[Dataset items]

○ ○ ○ ○

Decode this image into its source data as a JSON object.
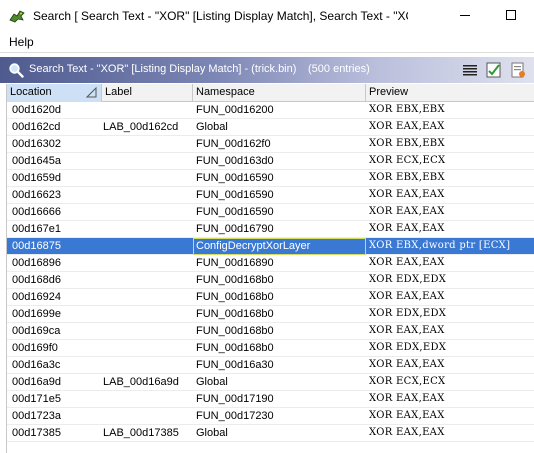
{
  "window": {
    "title": "Search [ Search Text - \"XOR\"  [Listing Display Match], Search Text - \"XO..."
  },
  "menu": {
    "help": "Help"
  },
  "panel": {
    "title": "Search Text - \"XOR\"  [Listing Display Match] - (trick.bin)",
    "entries": "(500 entries)"
  },
  "columns": {
    "location": "Location",
    "label": "Label",
    "namespace": "Namespace",
    "preview": "Preview"
  },
  "rows": [
    {
      "location": "00d1620d",
      "label": "",
      "namespace": "FUN_00d16200",
      "preview": "XOR EBX,EBX"
    },
    {
      "location": "00d162cd",
      "label": "LAB_00d162cd",
      "namespace": "Global",
      "preview": "XOR EAX,EAX"
    },
    {
      "location": "00d16302",
      "label": "",
      "namespace": "FUN_00d162f0",
      "preview": "XOR EBX,EBX"
    },
    {
      "location": "00d1645a",
      "label": "",
      "namespace": "FUN_00d163d0",
      "preview": "XOR ECX,ECX"
    },
    {
      "location": "00d1659d",
      "label": "",
      "namespace": "FUN_00d16590",
      "preview": "XOR EBX,EBX"
    },
    {
      "location": "00d16623",
      "label": "",
      "namespace": "FUN_00d16590",
      "preview": "XOR EAX,EAX"
    },
    {
      "location": "00d16666",
      "label": "",
      "namespace": "FUN_00d16590",
      "preview": "XOR EAX,EAX"
    },
    {
      "location": "00d167e1",
      "label": "",
      "namespace": "FUN_00d16790",
      "preview": "XOR EAX,EAX"
    },
    {
      "location": "00d16875",
      "label": "",
      "namespace": "ConfigDecryptXorLayer",
      "preview": "XOR EBX,dword ptr [ECX]"
    },
    {
      "location": "00d16896",
      "label": "",
      "namespace": "FUN_00d16890",
      "preview": "XOR EAX,EAX"
    },
    {
      "location": "00d168d6",
      "label": "",
      "namespace": "FUN_00d168b0",
      "preview": "XOR EDX,EDX"
    },
    {
      "location": "00d16924",
      "label": "",
      "namespace": "FUN_00d168b0",
      "preview": "XOR EAX,EAX"
    },
    {
      "location": "00d1699e",
      "label": "",
      "namespace": "FUN_00d168b0",
      "preview": "XOR EDX,EDX"
    },
    {
      "location": "00d169ca",
      "label": "",
      "namespace": "FUN_00d168b0",
      "preview": "XOR EAX,EAX"
    },
    {
      "location": "00d169f0",
      "label": "",
      "namespace": "FUN_00d168b0",
      "preview": "XOR EDX,EDX"
    },
    {
      "location": "00d16a3c",
      "label": "",
      "namespace": "FUN_00d16a30",
      "preview": "XOR EAX,EAX"
    },
    {
      "location": "00d16a9d",
      "label": "LAB_00d16a9d",
      "namespace": "Global",
      "preview": "XOR ECX,ECX"
    },
    {
      "location": "00d171e5",
      "label": "",
      "namespace": "FUN_00d17190",
      "preview": "XOR EAX,EAX"
    },
    {
      "location": "00d1723a",
      "label": "",
      "namespace": "FUN_00d17230",
      "preview": "XOR EAX,EAX"
    },
    {
      "location": "00d17385",
      "label": "LAB_00d17385",
      "namespace": "Global",
      "preview": "XOR EAX,EAX"
    }
  ],
  "selected_row": 8,
  "colors": {
    "selection": "#3a79d3",
    "panel_gradient_start": "#4f5a8f"
  }
}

○ ○ ○ ○

◆ **Required work**: Compute the number of lines above that contain the string "Match". Reply with that value only.

◆ **Problem solution**: 2